Collected data entries:
□ □ □ □ □ □ □

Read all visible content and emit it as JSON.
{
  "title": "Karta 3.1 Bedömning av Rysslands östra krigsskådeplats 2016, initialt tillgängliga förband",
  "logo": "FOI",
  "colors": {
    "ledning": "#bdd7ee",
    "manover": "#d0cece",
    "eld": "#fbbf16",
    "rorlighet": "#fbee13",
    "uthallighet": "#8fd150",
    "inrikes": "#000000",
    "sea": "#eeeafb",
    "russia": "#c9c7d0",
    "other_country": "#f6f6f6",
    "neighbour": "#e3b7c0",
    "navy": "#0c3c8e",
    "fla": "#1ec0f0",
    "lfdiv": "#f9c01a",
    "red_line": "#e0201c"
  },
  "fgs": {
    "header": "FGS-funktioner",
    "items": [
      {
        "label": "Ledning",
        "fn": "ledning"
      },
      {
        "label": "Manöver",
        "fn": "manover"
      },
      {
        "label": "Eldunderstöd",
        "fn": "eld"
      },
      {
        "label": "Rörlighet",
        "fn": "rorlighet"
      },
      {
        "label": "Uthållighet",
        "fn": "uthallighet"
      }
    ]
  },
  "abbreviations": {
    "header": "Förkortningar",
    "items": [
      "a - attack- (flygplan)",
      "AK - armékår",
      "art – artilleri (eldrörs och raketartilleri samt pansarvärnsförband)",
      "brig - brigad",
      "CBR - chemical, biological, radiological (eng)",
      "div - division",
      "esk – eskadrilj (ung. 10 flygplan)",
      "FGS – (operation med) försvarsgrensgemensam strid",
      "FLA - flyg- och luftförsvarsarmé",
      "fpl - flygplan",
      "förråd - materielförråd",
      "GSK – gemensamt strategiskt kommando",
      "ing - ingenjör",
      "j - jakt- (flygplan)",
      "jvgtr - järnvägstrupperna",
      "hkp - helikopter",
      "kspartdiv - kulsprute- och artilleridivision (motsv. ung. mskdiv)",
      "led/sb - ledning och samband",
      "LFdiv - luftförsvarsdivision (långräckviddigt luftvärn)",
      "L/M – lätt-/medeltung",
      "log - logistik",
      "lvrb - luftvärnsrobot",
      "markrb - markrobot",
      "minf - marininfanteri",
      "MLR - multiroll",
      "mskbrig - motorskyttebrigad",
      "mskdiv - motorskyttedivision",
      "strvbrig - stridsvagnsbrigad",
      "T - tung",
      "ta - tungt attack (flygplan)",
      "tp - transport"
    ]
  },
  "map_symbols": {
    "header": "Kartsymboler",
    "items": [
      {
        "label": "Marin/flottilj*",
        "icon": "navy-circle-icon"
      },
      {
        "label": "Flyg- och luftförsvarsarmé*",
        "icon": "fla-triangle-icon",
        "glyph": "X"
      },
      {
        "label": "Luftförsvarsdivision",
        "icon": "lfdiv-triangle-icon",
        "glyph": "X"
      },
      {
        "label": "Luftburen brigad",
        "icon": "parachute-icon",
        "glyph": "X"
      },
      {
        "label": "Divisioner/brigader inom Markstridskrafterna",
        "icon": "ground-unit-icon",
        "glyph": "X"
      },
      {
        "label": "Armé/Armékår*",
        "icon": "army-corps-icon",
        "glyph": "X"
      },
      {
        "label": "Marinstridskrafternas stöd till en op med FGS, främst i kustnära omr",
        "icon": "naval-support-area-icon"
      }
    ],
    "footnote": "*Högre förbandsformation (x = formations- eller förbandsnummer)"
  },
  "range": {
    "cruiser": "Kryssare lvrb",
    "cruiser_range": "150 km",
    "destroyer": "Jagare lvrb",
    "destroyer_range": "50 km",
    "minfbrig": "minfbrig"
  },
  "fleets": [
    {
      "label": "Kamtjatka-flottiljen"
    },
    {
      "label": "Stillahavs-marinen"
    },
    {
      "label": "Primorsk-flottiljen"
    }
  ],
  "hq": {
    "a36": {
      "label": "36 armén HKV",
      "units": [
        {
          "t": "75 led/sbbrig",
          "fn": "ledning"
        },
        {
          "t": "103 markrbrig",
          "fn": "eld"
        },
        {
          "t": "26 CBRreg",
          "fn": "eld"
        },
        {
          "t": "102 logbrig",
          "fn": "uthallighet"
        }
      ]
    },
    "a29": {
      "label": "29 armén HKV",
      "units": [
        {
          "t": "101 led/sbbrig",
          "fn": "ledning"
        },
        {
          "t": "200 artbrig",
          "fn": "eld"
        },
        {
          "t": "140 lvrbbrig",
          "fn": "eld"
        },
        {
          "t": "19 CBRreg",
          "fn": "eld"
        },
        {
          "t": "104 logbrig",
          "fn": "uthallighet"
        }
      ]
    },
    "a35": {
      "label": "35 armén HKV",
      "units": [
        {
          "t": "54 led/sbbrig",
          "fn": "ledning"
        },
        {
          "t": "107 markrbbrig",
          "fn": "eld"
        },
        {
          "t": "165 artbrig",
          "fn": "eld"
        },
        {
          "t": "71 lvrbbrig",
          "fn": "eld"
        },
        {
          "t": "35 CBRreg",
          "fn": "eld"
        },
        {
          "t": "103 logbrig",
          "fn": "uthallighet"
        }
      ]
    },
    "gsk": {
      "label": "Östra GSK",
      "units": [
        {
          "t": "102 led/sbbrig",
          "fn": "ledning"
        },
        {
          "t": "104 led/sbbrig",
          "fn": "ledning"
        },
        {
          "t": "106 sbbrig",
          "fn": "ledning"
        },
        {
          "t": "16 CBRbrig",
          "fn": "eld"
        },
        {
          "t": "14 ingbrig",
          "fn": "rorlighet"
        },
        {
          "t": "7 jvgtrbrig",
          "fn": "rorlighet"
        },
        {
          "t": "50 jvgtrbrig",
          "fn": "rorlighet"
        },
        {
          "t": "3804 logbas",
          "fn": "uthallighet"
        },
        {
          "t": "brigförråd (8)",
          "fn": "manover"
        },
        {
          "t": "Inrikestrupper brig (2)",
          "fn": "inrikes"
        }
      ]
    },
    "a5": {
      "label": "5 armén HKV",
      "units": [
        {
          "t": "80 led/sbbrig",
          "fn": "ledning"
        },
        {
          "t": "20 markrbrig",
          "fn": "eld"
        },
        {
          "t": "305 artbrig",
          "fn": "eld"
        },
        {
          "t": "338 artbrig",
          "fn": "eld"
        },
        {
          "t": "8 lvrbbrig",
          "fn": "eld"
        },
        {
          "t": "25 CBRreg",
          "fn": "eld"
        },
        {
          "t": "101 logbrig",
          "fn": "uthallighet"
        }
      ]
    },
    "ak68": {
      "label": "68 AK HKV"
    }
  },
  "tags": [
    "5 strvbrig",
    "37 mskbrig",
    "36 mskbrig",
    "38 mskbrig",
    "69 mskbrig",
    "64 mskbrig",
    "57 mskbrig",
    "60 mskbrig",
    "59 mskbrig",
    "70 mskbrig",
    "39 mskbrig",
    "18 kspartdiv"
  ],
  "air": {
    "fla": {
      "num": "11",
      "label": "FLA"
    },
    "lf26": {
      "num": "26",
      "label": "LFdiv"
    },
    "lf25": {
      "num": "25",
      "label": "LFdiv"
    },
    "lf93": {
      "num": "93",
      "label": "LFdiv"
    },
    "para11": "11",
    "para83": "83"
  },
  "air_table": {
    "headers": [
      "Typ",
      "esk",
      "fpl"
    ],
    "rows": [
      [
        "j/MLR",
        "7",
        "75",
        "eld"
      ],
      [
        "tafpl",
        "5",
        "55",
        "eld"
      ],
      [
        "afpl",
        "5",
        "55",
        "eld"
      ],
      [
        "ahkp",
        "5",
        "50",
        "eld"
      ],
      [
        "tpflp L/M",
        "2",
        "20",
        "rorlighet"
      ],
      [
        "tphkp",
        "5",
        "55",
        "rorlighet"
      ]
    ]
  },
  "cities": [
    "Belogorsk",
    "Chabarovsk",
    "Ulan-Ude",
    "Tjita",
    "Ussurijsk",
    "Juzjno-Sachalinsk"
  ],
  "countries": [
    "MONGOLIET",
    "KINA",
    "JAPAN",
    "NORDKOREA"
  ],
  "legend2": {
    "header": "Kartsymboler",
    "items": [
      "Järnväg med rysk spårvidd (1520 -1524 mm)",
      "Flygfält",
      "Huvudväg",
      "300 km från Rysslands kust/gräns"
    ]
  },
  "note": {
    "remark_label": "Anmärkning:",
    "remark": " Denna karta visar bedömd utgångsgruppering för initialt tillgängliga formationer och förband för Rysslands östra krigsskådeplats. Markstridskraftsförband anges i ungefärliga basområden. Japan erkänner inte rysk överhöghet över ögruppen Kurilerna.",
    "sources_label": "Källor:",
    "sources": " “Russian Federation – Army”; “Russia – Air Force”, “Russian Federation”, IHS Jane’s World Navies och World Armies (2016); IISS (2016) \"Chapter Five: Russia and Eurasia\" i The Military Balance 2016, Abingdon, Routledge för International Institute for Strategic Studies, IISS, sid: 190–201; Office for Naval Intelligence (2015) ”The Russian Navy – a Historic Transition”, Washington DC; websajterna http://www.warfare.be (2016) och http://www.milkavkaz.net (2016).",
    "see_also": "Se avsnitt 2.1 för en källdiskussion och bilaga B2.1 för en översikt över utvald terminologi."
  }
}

□ □ □ □ □ □ □

*Written instruction*
Search the data for "mskdiv". Copy every line that has it.

*Exercise output*
      "kspartdiv - kulsprute- och artilleridivision (motsv. ung. mskdiv)",
      "mskdiv - motorskyttedivision",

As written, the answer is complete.